__The exercise__.
Provide a single number: the count of lines containing the string "Oświaty".
# Source records start
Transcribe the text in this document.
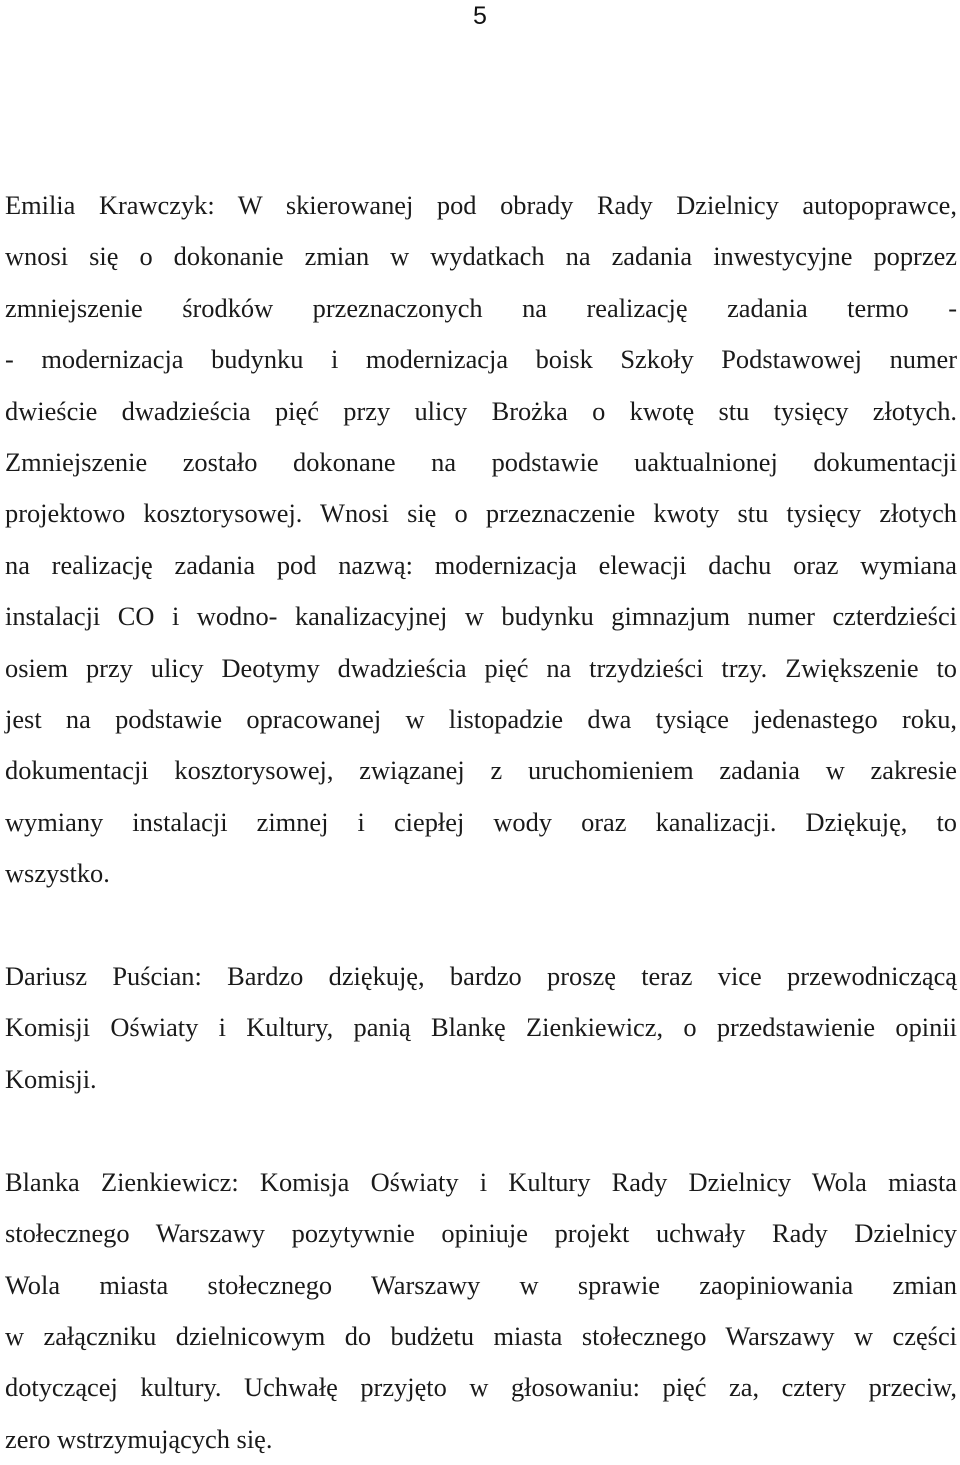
5
Emilia Krawczyk: W skierowanej pod obrady Rady Dzielnicy autopoprawce,
wnosi się o dokonanie zmian w wydatkach na zadania inwestycyjne poprzez
zmniejszenie środków przeznaczonych na realizację zadania termo -
- modernizacja budynku i modernizacja boisk Szkoły Podstawowej numer
dwieście dwadzieścia pięć przy ulicy Brożka o kwotę stu tysięcy złotych.
Zmniejszenie zostało dokonane na podstawie uaktualnionej dokumentacji
projektowo kosztorysowej. Wnosi się o przeznaczenie kwoty stu tysięcy złotych
na realizację zadania pod nazwą: modernizacja elewacji dachu oraz wymiana
instalacji CO i wodno- kanalizacyjnej w budynku gimnazjum numer czterdzieści
osiem przy ulicy Deotymy dwadzieścia pięć na trzydzieści trzy. Zwiększenie to
jest na podstawie opracowanej w listopadzie dwa tysiące jedenastego roku,
dokumentacji kosztorysowej, związanej z uruchomieniem zadania w zakresie
wymiany instalacji zimnej i ciepłej wody oraz kanalizacji. Dziękuję, to
wszystko.
Dariusz Puścian: Bardzo dziękuję, bardzo proszę teraz vice przewodniczącą
Komisji Oświaty i Kultury, panią Blankę Zienkiewicz, o przedstawienie opinii
Komisji.
Blanka Zienkiewicz: Komisja Oświaty i Kultury Rady Dzielnicy Wola miasta
stołecznego Warszawy pozytywnie opiniuje projekt uchwały Rady Dzielnicy
Wola miasta stołecznego Warszawy w sprawie zaopiniowania zmian
w załączniku dzielnicowym do budżetu miasta stołecznego Warszawy w części
dotyczącej kultury. Uchwałę przyjęto w głosowaniu: pięć za, cztery przeciw,
zero wstrzymujących się.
# Source records end
__Exercise answer__.
2